— Begin —

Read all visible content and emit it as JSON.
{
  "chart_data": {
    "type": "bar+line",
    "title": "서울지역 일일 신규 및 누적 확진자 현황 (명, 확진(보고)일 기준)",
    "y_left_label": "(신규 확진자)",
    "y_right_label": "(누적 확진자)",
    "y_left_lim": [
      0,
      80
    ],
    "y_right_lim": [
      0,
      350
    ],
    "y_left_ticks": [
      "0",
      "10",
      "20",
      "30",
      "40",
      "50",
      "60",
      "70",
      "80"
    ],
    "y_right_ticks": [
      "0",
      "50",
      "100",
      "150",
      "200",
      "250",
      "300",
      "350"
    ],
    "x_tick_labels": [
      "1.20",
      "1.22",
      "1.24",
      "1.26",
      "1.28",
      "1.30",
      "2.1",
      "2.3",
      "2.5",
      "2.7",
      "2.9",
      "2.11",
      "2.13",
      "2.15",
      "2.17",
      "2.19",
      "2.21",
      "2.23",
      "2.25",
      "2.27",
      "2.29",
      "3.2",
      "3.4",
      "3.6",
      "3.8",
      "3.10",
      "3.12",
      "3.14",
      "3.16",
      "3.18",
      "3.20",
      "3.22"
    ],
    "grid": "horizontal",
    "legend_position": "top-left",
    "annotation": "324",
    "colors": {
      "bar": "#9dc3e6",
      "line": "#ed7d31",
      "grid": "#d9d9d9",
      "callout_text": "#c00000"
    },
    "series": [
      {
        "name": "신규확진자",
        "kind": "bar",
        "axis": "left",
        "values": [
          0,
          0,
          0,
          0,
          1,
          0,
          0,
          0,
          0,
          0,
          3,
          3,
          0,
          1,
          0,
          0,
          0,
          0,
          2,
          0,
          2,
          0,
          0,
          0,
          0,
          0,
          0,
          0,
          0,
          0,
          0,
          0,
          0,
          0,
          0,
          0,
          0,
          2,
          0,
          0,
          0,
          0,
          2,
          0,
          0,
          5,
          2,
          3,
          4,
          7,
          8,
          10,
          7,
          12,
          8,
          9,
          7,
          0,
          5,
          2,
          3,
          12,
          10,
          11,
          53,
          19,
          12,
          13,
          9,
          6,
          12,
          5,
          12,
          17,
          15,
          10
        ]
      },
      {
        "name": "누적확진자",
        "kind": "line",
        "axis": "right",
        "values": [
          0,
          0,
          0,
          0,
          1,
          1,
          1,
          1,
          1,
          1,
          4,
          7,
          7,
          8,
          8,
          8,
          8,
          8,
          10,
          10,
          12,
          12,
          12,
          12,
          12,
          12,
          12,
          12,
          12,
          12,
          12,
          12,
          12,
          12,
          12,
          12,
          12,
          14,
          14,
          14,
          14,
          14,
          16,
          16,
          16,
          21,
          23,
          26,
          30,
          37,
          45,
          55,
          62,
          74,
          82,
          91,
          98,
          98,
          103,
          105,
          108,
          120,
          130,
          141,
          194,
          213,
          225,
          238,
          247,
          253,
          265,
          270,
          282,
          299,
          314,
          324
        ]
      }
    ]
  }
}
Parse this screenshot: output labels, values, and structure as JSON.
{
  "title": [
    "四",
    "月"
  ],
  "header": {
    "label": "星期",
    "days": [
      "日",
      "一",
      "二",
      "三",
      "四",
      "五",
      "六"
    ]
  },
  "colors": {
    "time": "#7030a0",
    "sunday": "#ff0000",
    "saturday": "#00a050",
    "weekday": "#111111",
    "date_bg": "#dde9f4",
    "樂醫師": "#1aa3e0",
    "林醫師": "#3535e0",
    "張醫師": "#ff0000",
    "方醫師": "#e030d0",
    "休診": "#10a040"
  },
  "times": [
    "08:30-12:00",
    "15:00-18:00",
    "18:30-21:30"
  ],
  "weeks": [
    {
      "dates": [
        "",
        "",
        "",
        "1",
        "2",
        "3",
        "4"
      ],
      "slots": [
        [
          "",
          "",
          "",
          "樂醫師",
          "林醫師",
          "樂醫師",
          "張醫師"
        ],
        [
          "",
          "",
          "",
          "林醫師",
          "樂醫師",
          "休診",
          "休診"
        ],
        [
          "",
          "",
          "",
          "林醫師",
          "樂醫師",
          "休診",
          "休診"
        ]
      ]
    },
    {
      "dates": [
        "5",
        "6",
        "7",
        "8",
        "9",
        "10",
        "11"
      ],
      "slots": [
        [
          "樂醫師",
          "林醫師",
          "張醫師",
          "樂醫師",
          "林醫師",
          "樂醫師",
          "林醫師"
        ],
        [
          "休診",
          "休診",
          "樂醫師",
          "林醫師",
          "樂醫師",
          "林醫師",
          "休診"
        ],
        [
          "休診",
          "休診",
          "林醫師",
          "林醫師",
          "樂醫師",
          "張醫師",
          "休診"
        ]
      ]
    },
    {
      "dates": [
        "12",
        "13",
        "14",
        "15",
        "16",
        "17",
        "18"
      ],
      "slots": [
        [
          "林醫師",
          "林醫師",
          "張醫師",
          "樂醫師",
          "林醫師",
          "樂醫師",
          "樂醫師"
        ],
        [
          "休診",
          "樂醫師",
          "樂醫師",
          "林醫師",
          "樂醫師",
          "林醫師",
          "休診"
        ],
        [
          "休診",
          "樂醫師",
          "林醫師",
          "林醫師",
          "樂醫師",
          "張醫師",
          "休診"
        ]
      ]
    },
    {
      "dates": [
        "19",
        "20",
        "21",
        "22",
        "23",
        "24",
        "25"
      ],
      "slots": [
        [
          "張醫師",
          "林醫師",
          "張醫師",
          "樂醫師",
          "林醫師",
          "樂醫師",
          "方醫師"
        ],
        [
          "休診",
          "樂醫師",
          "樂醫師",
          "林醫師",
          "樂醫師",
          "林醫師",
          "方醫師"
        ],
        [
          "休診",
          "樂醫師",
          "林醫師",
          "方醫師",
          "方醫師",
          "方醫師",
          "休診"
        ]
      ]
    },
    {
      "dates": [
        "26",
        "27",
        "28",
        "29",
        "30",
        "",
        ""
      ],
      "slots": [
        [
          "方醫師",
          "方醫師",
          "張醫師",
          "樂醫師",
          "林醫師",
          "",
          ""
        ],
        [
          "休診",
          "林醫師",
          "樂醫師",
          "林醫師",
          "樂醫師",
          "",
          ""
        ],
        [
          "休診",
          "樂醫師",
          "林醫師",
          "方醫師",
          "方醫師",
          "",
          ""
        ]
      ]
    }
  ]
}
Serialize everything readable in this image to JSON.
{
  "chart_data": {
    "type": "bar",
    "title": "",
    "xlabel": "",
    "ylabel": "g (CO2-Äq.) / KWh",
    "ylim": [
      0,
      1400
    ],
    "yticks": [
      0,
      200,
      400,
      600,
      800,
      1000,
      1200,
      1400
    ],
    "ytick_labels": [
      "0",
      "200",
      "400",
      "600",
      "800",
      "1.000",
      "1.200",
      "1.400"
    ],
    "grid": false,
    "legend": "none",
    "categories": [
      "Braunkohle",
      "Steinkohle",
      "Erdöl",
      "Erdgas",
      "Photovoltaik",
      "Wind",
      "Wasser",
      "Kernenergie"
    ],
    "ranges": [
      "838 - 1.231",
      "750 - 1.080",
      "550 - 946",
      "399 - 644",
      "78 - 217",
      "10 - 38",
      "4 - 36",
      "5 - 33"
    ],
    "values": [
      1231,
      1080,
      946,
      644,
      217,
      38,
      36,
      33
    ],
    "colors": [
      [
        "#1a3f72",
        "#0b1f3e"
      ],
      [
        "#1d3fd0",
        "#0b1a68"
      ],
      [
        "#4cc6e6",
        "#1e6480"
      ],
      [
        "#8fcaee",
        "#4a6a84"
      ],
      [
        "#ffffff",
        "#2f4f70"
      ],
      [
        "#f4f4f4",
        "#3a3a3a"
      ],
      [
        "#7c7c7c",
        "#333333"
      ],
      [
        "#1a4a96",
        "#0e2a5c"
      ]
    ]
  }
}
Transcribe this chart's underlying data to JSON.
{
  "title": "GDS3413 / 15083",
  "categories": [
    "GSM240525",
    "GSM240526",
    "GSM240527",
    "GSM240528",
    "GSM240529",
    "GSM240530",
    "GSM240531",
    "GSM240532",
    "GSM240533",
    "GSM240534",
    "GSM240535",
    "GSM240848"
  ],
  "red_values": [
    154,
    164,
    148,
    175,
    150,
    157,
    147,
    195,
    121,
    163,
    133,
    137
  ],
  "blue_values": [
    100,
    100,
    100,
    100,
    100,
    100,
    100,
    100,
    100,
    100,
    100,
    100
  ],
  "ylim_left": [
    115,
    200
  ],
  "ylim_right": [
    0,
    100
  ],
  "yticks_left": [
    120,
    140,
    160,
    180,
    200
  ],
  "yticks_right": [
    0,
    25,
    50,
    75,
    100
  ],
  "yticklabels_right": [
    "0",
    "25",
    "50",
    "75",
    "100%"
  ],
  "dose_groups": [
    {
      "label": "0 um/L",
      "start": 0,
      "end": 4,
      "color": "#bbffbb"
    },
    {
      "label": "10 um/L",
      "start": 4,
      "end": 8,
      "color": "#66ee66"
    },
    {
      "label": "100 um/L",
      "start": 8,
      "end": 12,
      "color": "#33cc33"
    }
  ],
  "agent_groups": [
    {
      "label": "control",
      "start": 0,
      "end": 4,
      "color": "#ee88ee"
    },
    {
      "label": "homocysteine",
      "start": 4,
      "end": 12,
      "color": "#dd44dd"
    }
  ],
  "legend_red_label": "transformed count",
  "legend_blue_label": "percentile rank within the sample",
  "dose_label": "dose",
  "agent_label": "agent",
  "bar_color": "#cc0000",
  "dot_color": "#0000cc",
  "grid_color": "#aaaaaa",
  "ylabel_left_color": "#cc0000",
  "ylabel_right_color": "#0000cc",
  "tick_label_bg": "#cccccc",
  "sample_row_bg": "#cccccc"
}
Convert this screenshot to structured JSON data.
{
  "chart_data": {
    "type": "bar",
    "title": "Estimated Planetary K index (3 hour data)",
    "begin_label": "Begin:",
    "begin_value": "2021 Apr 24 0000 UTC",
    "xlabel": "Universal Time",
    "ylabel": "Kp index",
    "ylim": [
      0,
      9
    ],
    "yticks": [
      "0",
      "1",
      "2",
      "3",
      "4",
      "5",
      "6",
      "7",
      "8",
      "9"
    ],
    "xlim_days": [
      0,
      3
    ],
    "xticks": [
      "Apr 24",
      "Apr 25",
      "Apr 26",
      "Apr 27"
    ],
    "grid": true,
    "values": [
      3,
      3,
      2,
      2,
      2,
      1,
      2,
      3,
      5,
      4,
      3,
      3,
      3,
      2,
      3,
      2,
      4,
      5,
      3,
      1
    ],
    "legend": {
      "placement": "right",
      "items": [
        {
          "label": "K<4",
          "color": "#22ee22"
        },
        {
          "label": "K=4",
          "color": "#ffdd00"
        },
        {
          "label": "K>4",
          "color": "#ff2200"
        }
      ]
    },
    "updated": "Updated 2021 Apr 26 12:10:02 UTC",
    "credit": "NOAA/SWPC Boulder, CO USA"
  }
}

— End —

• TASK TO COMPLETE:
Look through the listing and extract every line with "this" in it.

• RESPONSE:
Parse this screenshot: output labels, values, and structure as JSON.
Serialize everything readable in this image to JSON.
Transcribe this chart's underlying data to JSON.
Convert this screenshot to structured JSON data.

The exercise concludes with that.